--- Input data ---

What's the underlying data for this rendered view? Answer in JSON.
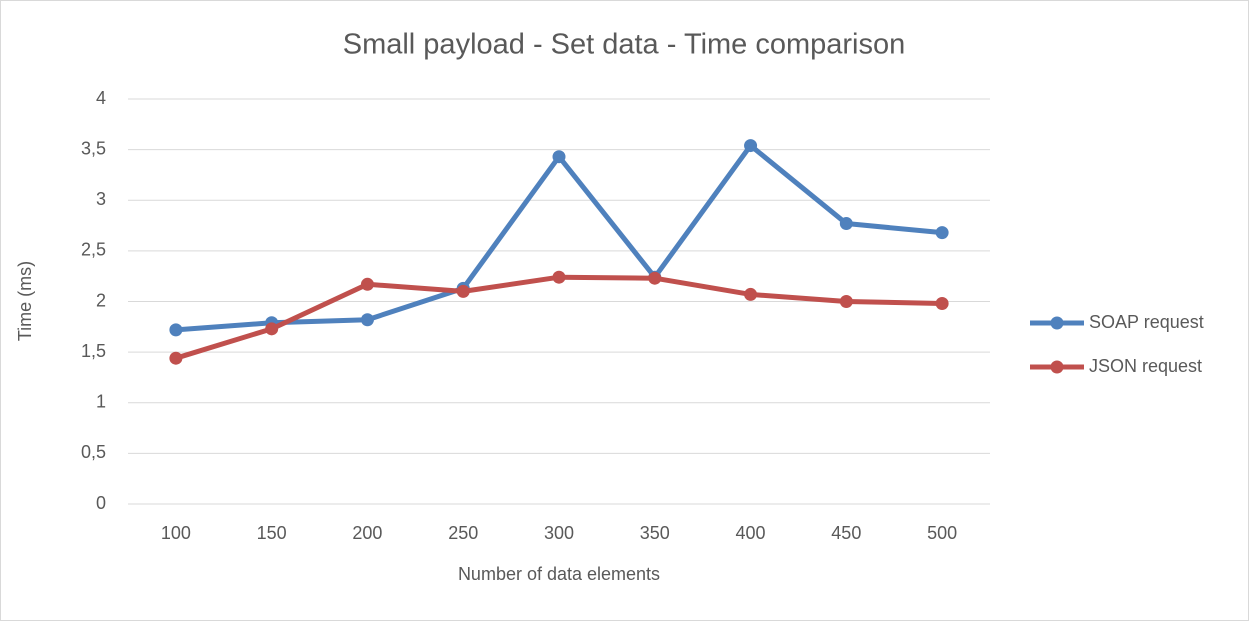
{
  "chart_data": {
    "type": "line",
    "title": "Small payload - Set data - Time comparison",
    "x_label": "Number of data elements",
    "y_label": "Time (ms)",
    "categories": [
      "100",
      "150",
      "200",
      "250",
      "300",
      "350",
      "400",
      "450",
      "500"
    ],
    "series": [
      {
        "name": "SOAP request",
        "color": "#4f81bd",
        "values": [
          1.72,
          1.79,
          1.82,
          2.13,
          3.43,
          2.24,
          3.54,
          2.77,
          2.68
        ]
      },
      {
        "name": "JSON request",
        "color": "#c0504d",
        "values": [
          1.44,
          1.73,
          2.17,
          2.1,
          2.24,
          2.23,
          2.07,
          2.0,
          1.98
        ]
      }
    ],
    "ylim": [
      0,
      4
    ],
    "yticks": [
      0,
      {
        "value": 0.5,
        "label": "0,5"
      },
      1,
      {
        "value": 1.5,
        "label": "1,5"
      },
      2,
      {
        "value": 2.5,
        "label": "2,5"
      },
      3,
      {
        "value": 3.5,
        "label": "3,5"
      },
      4
    ],
    "grid": true,
    "legend": "right"
  }
}
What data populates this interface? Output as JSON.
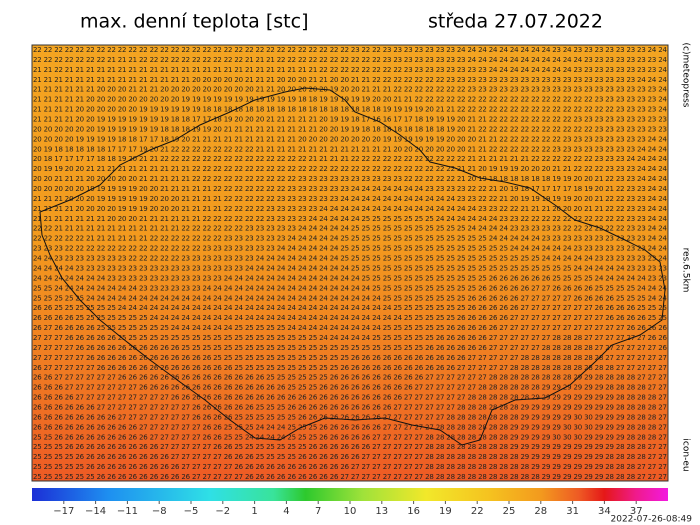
{
  "title": "max. denní teplota [stc]",
  "date": "středa 27.07.2022",
  "credit": "(c)meteopress",
  "resolution": "res.6.5km",
  "model": "icon-eu",
  "timestamp": "2022-07-26-08:49",
  "grid": {
    "rows": [
      "22 22 22 22 22 22 22 22 22 22 22 22 22 22 22 22 22 22 22 22 22 22 22 22 22 22 22 22 22 22 23 22 22 23 23 23 23 23 23 23 24 24 24 24 24 24 24 24 24 23 24 23 23 23 23 23 23 23 24 24",
      "22 22 22 22 22 22 22 21 21 21 22 22 22 22 22 22 22 22 22 22 21 21 21 22 22 22 22 22 22 22 22 22 22 23 23 23 23 23 23 23 23 24 24 24 24 24 24 24 24 24 24 24 23 23 23 23 23 23 23 24",
      "21 21 22 21 21 21 21 21 21 21 21 21 21 21 21 21 21 21 21 21 21 21 21 21 21 21 21 22 22 22 22 22 22 22 22 23 23 23 23 23 23 23 23 24 24 24 24 24 24 24 24 23 23 23 23 23 23 23 23 24",
      "21 21 21 21 21 21 21 21 21 21 21 21 21 21 21 20 20 20 20 20 21 21 21 20 20 20 21 21 20 20 21 21 22 22 22 22 22 22 22 23 23 23 23 23 23 23 23 23 23 23 23 23 23 23 23 23 23 24 24 24",
      "21 21 21 21 21 21 20 20 20 21 21 21 20 20 20 20 20 20 20 20 20 21 21 20 20 20 20 20 19 20 20 21 21 21 22 22 22 22 22 22 22 23 23 23 23 23 23 23 23 23 23 23 23 23 23 23 23 23 23 24",
      "21 21 21 21 21 20 20 20 20 20 20 20 20 20 19 19 19 19 19 19 19 19 19 19 19 18 18 19 19 19 19 19 20 20 21 21 22 22 22 22 22 22 22 22 22 22 22 22 22 22 22 22 22 23 23 23 23 23 23 24",
      "21 21 21 21 20 20 20 20 20 20 19 19 19 19 19 19 18 18 18 18 18 18 18 18 18 18 18 18 18 18 18 18 18 19 19 19 19 20 21 21 22 22 22 22 22 22 22 22 22 22 22 22 22 22 22 23 23 23 23 24",
      "21 21 21 21 20 20 19 19 19 19 19 19 19 18 18 17 17 18 19 20 20 20 21 21 21 21 21 20 19 19 18 17 16 16 17 17 18 19 19 19 20 21 21 22 22 22 22 22 22 22 22 23 23 23 23 23 23 23 23 23",
      "20 20 20 20 20 20 19 19 19 19 19 19 18 18 18 19 19 20 21 21 21 21 21 21 21 21 21 20 20 19 19 18 18 18 18 18 18 18 18 19 20 21 22 22 22 22 22 22 22 22 22 22 22 23 23 23 23 23 23 23",
      "20 20 20 20 19 19 19 19 18 18 17 17 18 19 20 21 21 21 21 21 21 21 21 21 21 20 20 20 20 20 20 20 20 19 19 19 19 19 19 20 20 20 21 21 22 22 22 22 22 22 23 23 23 23 23 23 23 23 24 24",
      "20 19 18 18 18 18 18 17 17 17 19 20 21 22 22 22 22 22 22 22 22 21 21 21 21 21 21 21 21 21 21 21 21 21 20 20 20 20 20 20 20 21 21 22 22 22 22 22 22 23 23 23 23 23 23 23 23 24 24 24",
      "20 18 17 17 17 17 18 18 19 20 21 21 22 22 22 22 22 22 22 22 22 22 22 22 22 22 21 21 21 21 22 22 22 22 22 22 22 22 22 22 22 21 21 21 21 21 21 22 22 22 22 22 22 23 23 23 24 24 24 24",
      "20 19 19 20 20 21 21 21 21 21 21 21 21 21 21 22 22 22 22 22 22 22 22 22 22 22 22 22 22 22 22 22 22 22 22 22 22 22 22 22 21 21 20 19 19 19 20 20 20 21 21 22 22 22 23 23 23 24 24 24",
      "20 20 21 21 21 20 20 20 20 20 21 21 21 21 21 22 22 22 22 22 22 22 22 22 22 23 23 23 23 23 23 23 23 23 23 22 22 22 22 22 21 20 19 18 18 18 18 18 18 19 19 20 20 21 22 23 23 24 24 24",
      "20 20 20 20 20 19 19 19 19 19 20 20 21 21 21 21 21 22 22 22 22 22 22 22 23 23 23 23 23 23 24 24 24 24 24 24 24 23 23 23 23 22 22 21 20 19 18 17 17 17 17 18 19 20 21 22 23 23 24 24",
      "21 21 21 20 20 20 19 19 19 19 19 20 20 20 21 21 21 21 22 22 22 22 22 23 23 23 23 23 23 24 24 24 24 24 24 24 24 24 24 24 23 23 22 22 21 20 19 19 19 19 19 20 20 21 22 22 23 23 24 24",
      "21 21 21 21 20 20 20 20 19 19 19 20 20 20 21 21 21 21 22 22 22 22 23 23 23 23 23 24 24 24 24 24 24 24 24 24 24 24 24 24 24 24 23 23 22 22 21 21 21 20 20 20 21 21 22 22 23 23 24 24",
      "21 21 21 21 21 21 21 20 20 20 21 21 21 21 21 21 22 22 22 22 22 22 23 23 23 23 24 24 24 24 24 25 25 25 25 25 25 25 24 24 24 24 24 24 23 23 22 22 22 22 22 22 22 22 22 22 23 23 24 24",
      "22 22 21 21 21 21 21 21 21 21 21 21 21 21 22 22 22 22 22 22 23 23 23 23 23 24 24 24 24 24 25 25 25 25 25 25 25 25 25 25 25 24 24 24 24 23 23 23 23 23 22 22 22 22 22 22 23 23 24 24",
      "22 22 22 22 22 21 21 21 21 21 21 22 22 22 22 22 22 22 23 23 23 23 23 23 24 24 24 24 24 25 25 25 25 25 25 25 25 25 25 25 25 25 25 24 24 24 24 24 23 23 23 23 23 23 23 23 23 23 24 24",
      "23 23 23 22 22 22 22 22 22 22 22 22 22 22 22 22 23 23 23 23 23 23 23 24 24 24 24 24 24 25 25 25 25 25 25 25 25 25 25 25 25 25 25 25 25 24 24 24 24 24 24 23 23 23 23 23 23 23 24 24",
      "24 24 23 23 23 23 23 23 23 22 22 22 22 22 23 23 23 23 23 23 23 24 24 24 24 24 24 24 24 25 25 25 25 25 25 25 25 25 25 25 25 25 25 25 25 25 25 25 24 24 24 24 24 23 23 23 23 23 23 24",
      "24 24 24 24 23 23 23 23 23 23 23 23 23 23 23 23 23 23 23 23 24 24 24 24 24 24 24 24 24 24 25 25 25 25 25 25 25 25 25 25 25 25 25 25 25 25 25 25 25 25 25 24 24 24 24 24 23 23 23 23",
      "24 24 24 24 24 24 24 23 23 23 23 23 23 23 23 23 23 23 24 24 24 24 24 24 24 24 24 24 24 24 24 25 25 25 25 25 25 25 25 25 25 25 25 26 26 26 26 26 26 25 25 25 25 24 24 24 24 24 23 23",
      "25 25 24 24 24 24 24 24 24 24 23 23 23 23 23 23 24 24 24 24 24 24 24 24 24 24 24 24 24 24 24 24 25 25 25 25 25 25 25 25 25 25 26 26 26 26 26 27 27 26 26 26 26 25 25 25 25 24 24 24",
      "25 25 25 25 25 24 24 24 24 24 24 24 24 24 24 24 24 24 24 24 24 24 24 24 24 24 24 24 24 24 24 24 24 25 25 25 25 25 25 25 25 26 26 26 26 26 27 27 27 27 27 26 26 26 26 25 25 25 24 24",
      "26 26 25 25 25 25 25 25 24 24 24 24 24 24 24 24 24 24 24 24 24 24 24 24 24 24 24 24 24 24 24 24 24 24 25 25 25 25 25 25 25 26 26 26 26 26 27 27 27 27 27 27 27 26 26 26 26 25 25 25",
      "26 26 26 26 25 25 25 25 25 25 25 24 24 24 24 24 24 24 24 24 24 24 24 24 24 24 24 24 24 24 24 24 24 24 24 25 25 25 25 25 26 26 26 26 26 27 27 27 27 27 27 27 27 27 26 26 26 26 25 25",
      "26 27 26 26 26 26 25 25 25 25 25 25 25 24 24 24 24 24 24 25 25 25 25 25 24 24 24 24 24 24 24 24 24 25 25 25 25 25 25 26 26 26 26 26 27 27 27 27 27 27 27 27 27 27 27 27 26 26 26 26",
      "27 27 27 26 26 26 26 26 25 25 25 25 25 25 25 25 25 25 25 25 25 25 25 25 25 25 25 24 24 24 24 24 25 25 25 25 25 25 26 26 26 26 26 27 27 27 27 27 27 28 28 28 27 27 27 27 27 27 26 26",
      "27 27 27 27 26 26 26 26 26 26 26 26 26 26 25 25 25 25 25 25 25 25 25 25 25 25 25 25 25 25 25 25 25 25 25 25 25 26 26 26 26 26 26 27 27 27 27 27 28 28 28 28 28 27 27 27 27 27 27 26",
      "27 27 27 27 27 26 26 26 26 26 26 26 26 26 26 26 26 25 25 25 25 25 25 25 25 25 25 25 25 25 26 26 26 26 26 26 26 26 26 26 26 27 27 27 27 27 28 28 28 28 28 28 28 28 27 27 27 27 27 27",
      "26 27 27 27 27 27 26 26 26 26 26 26 26 26 26 26 26 26 26 25 25 25 25 25 25 25 25 25 25 26 26 26 26 26 26 26 26 26 26 26 27 27 27 27 27 28 28 28 28 28 28 28 28 28 28 27 27 27 27 27",
      "26 26 27 27 27 27 27 27 26 26 26 26 26 26 26 26 26 26 26 26 26 26 25 25 25 25 25 25 26 26 26 26 26 26 26 26 26 27 27 27 27 27 27 28 28 28 28 28 28 28 28 29 29 28 28 28 28 27 27 27",
      "26 26 26 27 27 27 27 27 27 27 26 26 26 26 26 26 26 26 26 26 26 26 26 26 25 25 25 26 26 26 26 26 26 26 26 26 27 27 27 27 27 27 28 28 28 28 28 28 29 29 29 29 29 29 28 28 28 28 27 27",
      "26 26 26 26 27 27 27 27 27 27 27 27 27 26 26 26 26 26 26 26 26 26 26 26 26 26 26 26 26 26 26 26 26 26 26 27 27 27 27 27 27 28 28 28 28 28 28 29 29 29 29 29 29 29 29 28 28 28 28 27",
      "26 26 26 26 26 26 27 27 27 27 27 27 27 27 27 26 26 26 26 26 26 25 25 25 26 26 26 26 26 26 26 26 26 26 27 27 27 27 27 27 28 28 28 28 28 28 29 29 29 29 29 29 29 29 29 28 28 28 28 27",
      "26 26 26 26 26 26 26 26 27 27 27 27 27 27 27 26 26 26 26 25 25 25 25 25 25 26 26 26 26 26 26 26 26 27 27 27 27 27 27 28 28 28 28 28 28 28 29 29 29 29 29 30 30 29 29 29 28 28 28 27",
      "26 26 26 26 26 26 26 26 26 26 27 27 27 27 27 27 26 26 25 25 25 24 24 24 25 25 25 26 26 26 26 26 26 27 27 27 27 27 28 28 28 28 28 28 28 29 29 29 29 29 30 30 30 29 29 29 28 28 28 27",
      "25 25 26 26 26 26 26 26 26 26 26 27 27 27 27 27 26 26 25 25 24 24 24 24 25 25 25 26 26 26 26 26 27 27 27 27 27 28 28 28 28 28 28 28 28 29 29 29 29 30 30 30 29 29 29 29 28 28 28 27",
      "25 25 25 26 26 26 26 26 26 26 26 26 27 27 27 27 27 26 26 25 25 25 25 25 25 25 26 26 26 26 26 26 27 27 27 27 27 28 28 28 28 28 28 28 28 29 29 29 29 29 29 29 29 29 29 28 28 28 27 27",
      "25 25 25 25 26 26 26 26 26 26 26 26 26 27 27 27 27 27 26 26 26 25 25 25 25 26 26 26 26 26 26 27 27 27 27 27 27 28 28 28 28 28 28 28 28 28 29 29 29 29 29 29 29 29 28 28 28 28 27 27",
      "25 25 25 25 25 26 26 26 26 26 26 26 26 26 27 27 27 27 27 26 26 26 26 26 26 26 26 26 26 26 27 27 27 27 27 27 27 28 28 28 28 28 28 28 28 28 28 29 29 29 29 29 29 29 28 28 28 27 27 27",
      "25 25 25 25 25 25 26 26 26 26 26 26 26 26 26 27 27 27 27 27 26 26 26 26 26 26 26 26 26 27 27 27 27 27 27 27 27 28 28 28 28 28 28 28 28 28 28 28 29 29 29 29 29 29 28 28 28 27 27 27"
    ]
  },
  "colorbar": {
    "range": [
      -20,
      40
    ],
    "ticks": [
      {
        "value": -17,
        "label": "−17"
      },
      {
        "value": -14,
        "label": "−14"
      },
      {
        "value": -11,
        "label": "−11"
      },
      {
        "value": -8,
        "label": "−8"
      },
      {
        "value": -5,
        "label": "−5"
      },
      {
        "value": -2,
        "label": "−2"
      },
      1,
      4,
      7,
      10,
      13,
      16,
      19,
      22,
      25,
      28,
      31,
      34,
      37
    ]
  }
}
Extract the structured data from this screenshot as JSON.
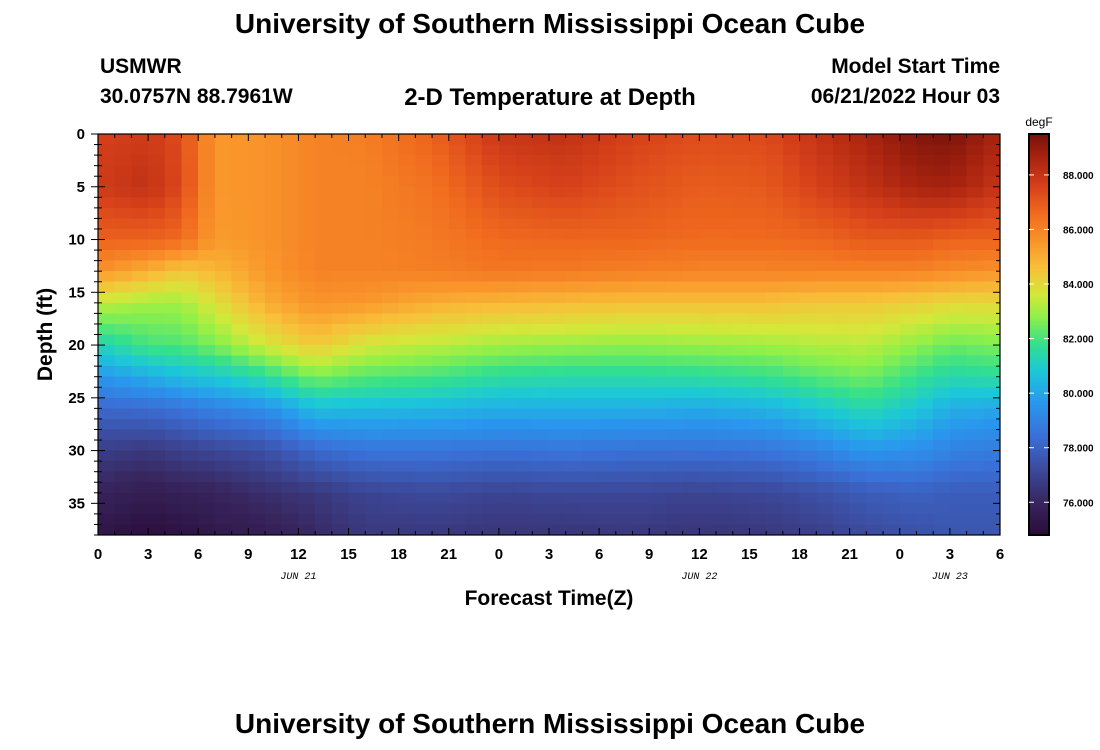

--- What is being asked ---
What is the number of lines that contain "title"? Reply with that number alone.

--- Complete response ---
2